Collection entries
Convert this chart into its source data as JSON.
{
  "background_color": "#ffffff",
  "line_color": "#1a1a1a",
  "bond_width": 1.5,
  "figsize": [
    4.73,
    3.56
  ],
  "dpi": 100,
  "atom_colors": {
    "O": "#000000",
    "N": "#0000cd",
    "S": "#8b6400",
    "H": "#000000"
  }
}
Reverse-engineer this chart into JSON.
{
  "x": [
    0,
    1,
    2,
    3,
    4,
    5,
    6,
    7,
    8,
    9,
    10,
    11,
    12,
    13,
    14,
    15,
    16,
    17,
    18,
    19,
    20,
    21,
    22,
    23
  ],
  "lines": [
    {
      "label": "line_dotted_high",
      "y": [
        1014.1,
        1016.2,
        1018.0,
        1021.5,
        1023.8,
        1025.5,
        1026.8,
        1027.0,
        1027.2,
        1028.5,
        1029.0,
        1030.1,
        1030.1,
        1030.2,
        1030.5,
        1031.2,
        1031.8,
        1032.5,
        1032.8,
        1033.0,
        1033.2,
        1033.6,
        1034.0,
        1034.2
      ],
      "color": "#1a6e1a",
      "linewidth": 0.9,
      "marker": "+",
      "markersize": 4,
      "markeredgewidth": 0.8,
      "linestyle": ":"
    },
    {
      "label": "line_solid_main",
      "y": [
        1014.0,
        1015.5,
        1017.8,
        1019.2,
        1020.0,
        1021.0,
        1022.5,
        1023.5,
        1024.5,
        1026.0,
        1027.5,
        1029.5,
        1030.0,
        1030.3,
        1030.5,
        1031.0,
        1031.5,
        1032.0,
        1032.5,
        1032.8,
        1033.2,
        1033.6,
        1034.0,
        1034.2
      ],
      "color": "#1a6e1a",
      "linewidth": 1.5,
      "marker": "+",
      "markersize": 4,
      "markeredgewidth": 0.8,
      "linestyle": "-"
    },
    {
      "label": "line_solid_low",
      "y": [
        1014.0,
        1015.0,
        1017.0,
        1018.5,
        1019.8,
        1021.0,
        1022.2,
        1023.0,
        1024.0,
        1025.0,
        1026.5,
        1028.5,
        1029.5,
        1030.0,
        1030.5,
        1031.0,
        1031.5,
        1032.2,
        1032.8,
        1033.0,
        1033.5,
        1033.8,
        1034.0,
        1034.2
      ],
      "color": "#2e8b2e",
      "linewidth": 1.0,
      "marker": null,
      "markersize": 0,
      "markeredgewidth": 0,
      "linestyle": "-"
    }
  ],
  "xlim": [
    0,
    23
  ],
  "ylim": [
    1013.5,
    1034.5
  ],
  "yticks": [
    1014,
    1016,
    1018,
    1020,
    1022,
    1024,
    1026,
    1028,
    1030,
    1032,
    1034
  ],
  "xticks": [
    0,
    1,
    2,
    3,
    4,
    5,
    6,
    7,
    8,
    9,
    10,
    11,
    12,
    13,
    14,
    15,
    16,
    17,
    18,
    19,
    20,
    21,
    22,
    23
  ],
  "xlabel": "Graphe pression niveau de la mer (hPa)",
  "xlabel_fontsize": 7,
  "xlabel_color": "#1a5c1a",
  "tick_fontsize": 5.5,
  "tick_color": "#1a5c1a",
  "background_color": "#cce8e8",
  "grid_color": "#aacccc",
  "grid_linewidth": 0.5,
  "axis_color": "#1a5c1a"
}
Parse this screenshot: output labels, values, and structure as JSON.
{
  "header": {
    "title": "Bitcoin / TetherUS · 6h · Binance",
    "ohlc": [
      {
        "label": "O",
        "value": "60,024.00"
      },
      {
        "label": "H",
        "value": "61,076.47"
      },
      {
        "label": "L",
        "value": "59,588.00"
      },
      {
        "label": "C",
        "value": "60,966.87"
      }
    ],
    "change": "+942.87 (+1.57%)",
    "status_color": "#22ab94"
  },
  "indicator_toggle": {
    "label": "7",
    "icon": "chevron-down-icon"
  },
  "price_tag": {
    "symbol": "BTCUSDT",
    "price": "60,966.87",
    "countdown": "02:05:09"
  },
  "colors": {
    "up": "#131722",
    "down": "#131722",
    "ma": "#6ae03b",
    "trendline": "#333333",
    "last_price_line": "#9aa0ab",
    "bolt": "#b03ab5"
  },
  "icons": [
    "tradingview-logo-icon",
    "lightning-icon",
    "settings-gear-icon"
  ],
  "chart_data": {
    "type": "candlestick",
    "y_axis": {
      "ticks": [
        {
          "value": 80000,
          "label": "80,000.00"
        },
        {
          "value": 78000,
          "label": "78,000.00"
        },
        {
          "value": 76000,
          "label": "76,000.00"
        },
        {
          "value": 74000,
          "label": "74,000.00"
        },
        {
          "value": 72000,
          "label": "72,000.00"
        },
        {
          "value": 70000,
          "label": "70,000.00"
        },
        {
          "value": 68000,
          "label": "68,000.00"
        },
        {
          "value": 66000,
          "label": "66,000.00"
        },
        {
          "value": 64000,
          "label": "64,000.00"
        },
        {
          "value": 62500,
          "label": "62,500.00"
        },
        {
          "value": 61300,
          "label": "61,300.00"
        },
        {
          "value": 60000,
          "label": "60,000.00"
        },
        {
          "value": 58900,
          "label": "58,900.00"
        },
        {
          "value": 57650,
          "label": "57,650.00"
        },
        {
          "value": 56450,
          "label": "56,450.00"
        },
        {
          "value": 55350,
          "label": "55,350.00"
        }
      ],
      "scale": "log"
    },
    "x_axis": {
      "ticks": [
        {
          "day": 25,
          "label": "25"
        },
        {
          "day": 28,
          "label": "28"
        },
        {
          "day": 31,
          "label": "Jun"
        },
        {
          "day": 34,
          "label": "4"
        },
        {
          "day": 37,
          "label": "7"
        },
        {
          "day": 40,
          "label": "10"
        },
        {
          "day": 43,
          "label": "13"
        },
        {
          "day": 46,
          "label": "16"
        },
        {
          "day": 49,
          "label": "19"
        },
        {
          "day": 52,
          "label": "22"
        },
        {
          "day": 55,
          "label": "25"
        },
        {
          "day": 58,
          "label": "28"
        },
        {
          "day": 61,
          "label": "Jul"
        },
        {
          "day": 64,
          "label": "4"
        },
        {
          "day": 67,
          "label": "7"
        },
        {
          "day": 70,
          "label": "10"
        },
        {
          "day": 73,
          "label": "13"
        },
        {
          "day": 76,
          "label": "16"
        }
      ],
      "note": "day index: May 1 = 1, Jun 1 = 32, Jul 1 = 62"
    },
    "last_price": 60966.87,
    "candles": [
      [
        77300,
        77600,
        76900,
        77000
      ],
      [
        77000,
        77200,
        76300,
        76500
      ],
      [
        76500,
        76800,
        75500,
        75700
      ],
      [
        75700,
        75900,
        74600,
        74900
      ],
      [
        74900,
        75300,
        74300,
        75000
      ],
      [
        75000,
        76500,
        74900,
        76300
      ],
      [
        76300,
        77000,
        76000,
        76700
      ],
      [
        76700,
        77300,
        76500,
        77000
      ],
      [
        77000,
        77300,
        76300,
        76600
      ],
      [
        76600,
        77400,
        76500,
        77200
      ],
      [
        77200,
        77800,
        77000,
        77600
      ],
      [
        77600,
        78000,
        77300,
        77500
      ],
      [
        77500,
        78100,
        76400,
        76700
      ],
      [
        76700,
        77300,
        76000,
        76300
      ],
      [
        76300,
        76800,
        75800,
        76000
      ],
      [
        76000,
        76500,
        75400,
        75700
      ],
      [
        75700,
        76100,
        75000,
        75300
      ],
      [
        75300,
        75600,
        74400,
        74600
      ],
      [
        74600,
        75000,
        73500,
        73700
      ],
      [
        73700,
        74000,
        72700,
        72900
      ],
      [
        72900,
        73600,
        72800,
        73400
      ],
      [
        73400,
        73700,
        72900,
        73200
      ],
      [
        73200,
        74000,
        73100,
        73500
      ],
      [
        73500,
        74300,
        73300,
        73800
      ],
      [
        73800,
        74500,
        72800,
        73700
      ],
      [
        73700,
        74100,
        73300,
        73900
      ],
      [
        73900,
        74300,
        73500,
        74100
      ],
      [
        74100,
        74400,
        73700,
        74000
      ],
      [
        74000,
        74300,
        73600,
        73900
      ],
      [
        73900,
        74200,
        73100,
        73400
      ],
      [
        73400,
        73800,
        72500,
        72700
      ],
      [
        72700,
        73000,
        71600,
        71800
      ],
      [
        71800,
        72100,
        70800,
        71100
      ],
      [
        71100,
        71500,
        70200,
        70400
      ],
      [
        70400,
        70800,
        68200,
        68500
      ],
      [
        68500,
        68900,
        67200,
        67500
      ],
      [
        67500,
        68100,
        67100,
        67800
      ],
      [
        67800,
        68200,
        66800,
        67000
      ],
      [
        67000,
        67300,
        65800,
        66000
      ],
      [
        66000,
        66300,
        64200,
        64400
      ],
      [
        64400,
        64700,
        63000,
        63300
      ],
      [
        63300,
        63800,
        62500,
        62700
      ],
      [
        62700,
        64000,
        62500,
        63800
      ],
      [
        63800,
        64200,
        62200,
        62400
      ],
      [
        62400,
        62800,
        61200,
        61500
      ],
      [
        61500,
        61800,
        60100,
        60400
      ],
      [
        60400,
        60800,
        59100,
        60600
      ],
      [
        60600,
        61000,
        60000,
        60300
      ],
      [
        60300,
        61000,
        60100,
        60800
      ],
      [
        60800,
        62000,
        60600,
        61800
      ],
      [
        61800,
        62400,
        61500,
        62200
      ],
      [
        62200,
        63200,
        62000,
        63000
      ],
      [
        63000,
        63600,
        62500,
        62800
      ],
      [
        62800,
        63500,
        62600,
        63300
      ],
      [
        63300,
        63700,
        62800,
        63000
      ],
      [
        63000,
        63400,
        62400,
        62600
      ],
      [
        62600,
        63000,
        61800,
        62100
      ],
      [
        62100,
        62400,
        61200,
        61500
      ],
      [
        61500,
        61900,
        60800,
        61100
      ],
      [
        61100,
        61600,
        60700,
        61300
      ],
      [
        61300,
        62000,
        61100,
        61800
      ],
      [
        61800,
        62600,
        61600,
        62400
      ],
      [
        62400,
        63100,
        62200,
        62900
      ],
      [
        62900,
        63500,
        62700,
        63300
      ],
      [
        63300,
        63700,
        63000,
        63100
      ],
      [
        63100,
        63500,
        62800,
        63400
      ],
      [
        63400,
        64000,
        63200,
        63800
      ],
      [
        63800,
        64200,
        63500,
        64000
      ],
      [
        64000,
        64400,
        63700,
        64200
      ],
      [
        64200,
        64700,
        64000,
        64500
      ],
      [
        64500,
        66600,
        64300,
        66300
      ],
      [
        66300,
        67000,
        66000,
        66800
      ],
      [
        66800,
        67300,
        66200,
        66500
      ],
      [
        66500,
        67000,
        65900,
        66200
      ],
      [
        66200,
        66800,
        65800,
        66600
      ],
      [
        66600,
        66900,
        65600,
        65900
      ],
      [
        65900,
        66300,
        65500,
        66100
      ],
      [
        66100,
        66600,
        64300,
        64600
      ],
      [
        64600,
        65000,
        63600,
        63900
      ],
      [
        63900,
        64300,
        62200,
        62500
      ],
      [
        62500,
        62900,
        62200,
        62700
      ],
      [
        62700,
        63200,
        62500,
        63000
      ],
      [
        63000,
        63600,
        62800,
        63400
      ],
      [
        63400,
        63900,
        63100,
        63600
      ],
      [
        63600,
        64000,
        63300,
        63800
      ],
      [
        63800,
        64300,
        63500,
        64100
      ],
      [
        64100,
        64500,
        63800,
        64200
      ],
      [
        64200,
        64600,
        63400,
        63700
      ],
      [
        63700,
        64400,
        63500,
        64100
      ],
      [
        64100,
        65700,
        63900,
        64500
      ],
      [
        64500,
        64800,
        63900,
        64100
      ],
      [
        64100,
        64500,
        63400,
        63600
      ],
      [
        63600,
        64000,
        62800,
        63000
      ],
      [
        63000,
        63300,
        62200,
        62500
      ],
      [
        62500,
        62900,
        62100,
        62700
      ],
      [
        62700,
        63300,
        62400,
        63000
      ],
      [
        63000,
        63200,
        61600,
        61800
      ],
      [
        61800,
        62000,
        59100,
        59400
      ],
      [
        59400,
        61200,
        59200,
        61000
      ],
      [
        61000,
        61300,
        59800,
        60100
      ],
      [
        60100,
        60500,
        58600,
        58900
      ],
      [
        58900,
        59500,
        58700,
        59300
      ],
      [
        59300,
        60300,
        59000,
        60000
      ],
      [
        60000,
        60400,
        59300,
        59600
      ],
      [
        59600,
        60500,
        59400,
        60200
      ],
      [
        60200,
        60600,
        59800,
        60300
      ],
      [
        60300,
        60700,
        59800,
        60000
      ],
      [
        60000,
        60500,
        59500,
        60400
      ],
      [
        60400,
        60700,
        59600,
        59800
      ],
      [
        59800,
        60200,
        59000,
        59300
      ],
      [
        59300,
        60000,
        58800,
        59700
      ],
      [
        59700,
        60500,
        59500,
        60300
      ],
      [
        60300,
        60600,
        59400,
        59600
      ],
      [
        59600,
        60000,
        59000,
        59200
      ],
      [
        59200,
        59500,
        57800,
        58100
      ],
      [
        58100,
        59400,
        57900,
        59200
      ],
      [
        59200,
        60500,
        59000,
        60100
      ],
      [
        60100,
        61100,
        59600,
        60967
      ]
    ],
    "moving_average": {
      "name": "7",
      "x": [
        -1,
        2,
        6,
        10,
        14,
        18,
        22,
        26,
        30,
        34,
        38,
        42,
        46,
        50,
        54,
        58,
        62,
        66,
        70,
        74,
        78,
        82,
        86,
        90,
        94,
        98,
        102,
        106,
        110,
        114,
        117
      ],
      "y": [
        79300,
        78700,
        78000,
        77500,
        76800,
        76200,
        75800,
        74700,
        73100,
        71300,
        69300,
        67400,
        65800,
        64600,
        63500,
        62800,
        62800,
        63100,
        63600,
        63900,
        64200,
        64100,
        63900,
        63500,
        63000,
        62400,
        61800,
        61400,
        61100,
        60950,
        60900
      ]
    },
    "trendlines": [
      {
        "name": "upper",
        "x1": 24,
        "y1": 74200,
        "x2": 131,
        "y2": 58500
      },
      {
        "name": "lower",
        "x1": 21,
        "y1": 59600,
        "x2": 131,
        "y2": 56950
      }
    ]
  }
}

◆ DIRECTIONS
Copy each line that contains the word "into".

◆ WORKED ANSWER
Convert this chart into its source data as JSON.
Reverse-engineer this chart into JSON.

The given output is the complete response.